**DIRECTIONS FOR THIS TASK**
Report all lines from the entries below in which "text" appears.

**DATASET CONTENT**
== == ==

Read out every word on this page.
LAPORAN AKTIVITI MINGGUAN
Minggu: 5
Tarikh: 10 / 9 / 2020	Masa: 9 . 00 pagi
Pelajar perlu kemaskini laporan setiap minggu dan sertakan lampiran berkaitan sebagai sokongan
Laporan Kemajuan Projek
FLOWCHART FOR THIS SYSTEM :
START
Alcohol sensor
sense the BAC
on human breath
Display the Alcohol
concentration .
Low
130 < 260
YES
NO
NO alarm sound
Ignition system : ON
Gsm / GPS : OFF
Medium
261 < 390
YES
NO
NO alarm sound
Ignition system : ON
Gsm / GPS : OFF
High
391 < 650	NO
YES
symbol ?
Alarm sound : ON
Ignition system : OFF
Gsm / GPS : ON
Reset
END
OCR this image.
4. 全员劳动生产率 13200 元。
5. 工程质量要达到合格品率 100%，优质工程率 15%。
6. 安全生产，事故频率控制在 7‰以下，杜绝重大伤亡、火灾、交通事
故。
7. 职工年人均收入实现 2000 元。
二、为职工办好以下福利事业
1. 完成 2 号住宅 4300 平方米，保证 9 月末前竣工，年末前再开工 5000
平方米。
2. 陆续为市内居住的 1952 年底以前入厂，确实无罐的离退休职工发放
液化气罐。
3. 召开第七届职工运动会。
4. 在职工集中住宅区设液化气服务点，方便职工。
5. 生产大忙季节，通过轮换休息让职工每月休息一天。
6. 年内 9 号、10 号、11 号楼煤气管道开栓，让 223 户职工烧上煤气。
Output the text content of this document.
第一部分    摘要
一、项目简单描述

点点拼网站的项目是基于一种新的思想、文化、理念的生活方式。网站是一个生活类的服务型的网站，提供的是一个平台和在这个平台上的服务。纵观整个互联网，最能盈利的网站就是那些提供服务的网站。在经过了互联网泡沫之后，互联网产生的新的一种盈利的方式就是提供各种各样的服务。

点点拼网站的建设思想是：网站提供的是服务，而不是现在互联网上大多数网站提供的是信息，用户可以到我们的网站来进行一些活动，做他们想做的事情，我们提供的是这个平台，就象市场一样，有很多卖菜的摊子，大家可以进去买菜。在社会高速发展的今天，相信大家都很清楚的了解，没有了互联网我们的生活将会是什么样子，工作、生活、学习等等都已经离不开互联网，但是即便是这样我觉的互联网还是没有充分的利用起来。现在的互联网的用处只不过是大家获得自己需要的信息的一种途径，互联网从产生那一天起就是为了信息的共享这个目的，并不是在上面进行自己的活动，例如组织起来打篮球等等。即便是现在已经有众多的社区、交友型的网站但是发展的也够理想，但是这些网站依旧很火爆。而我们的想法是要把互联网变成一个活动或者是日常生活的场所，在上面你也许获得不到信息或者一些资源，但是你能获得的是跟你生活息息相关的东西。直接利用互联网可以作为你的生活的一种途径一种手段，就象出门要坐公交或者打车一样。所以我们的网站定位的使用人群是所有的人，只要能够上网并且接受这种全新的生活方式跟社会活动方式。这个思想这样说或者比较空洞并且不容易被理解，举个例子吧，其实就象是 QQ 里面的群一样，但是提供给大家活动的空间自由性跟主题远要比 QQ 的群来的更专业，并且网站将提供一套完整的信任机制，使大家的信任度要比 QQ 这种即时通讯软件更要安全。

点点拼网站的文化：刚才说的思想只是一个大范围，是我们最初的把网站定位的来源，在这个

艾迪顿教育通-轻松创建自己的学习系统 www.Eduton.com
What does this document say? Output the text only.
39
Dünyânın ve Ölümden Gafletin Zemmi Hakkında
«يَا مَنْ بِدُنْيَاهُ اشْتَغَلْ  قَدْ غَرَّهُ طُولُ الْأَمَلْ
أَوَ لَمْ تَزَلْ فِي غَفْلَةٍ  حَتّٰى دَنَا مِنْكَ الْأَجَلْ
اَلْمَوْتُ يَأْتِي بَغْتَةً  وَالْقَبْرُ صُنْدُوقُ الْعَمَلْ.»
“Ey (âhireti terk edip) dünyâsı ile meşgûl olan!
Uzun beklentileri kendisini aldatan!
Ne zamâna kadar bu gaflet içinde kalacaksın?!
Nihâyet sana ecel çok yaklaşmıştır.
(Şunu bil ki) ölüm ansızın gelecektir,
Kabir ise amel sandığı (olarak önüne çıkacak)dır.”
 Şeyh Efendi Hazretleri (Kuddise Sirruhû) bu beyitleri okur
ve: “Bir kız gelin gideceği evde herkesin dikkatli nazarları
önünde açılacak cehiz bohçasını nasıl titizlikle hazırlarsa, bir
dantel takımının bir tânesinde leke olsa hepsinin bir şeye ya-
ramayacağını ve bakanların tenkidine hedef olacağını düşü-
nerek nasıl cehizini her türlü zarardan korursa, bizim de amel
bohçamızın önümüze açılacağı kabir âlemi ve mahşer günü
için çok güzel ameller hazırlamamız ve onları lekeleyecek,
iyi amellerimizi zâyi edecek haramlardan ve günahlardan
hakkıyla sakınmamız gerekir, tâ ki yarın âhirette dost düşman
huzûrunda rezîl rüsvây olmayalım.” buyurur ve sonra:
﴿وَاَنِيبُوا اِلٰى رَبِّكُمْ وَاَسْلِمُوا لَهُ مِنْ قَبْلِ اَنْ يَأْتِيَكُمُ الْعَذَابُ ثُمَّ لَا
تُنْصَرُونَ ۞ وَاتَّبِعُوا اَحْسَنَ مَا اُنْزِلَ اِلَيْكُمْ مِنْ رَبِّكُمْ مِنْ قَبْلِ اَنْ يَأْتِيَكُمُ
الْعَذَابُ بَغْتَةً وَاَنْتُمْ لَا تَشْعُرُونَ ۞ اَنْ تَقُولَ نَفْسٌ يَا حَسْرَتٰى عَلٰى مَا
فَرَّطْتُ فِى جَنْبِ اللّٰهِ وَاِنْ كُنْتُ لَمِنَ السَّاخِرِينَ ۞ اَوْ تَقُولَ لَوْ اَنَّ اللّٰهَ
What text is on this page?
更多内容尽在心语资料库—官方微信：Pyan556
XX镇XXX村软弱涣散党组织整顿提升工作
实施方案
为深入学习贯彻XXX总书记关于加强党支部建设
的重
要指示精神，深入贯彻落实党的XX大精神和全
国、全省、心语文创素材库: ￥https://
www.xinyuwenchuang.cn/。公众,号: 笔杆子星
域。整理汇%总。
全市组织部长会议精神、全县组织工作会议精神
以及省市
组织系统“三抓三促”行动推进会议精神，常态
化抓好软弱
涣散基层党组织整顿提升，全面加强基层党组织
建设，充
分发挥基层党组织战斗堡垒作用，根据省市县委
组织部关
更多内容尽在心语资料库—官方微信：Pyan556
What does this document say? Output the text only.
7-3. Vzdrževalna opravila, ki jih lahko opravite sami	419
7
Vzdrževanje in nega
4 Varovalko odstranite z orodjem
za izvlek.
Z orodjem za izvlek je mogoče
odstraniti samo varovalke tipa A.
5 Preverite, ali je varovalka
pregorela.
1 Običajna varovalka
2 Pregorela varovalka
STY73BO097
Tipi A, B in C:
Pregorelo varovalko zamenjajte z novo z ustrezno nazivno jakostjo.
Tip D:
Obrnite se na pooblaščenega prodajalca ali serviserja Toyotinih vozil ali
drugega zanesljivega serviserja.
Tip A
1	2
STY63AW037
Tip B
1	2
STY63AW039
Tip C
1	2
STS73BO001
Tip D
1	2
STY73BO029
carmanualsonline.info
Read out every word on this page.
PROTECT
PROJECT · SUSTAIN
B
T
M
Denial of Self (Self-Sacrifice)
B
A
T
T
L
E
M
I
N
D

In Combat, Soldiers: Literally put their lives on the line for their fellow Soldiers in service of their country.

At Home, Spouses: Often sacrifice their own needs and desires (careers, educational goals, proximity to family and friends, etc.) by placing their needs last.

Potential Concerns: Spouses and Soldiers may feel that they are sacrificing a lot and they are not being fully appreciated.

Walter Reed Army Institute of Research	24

== == ==

**TASK ANSWER**
Output the text content of this document.
What does this document say? Output the text only.
What text is on this page?
What does this document say? Output the text only.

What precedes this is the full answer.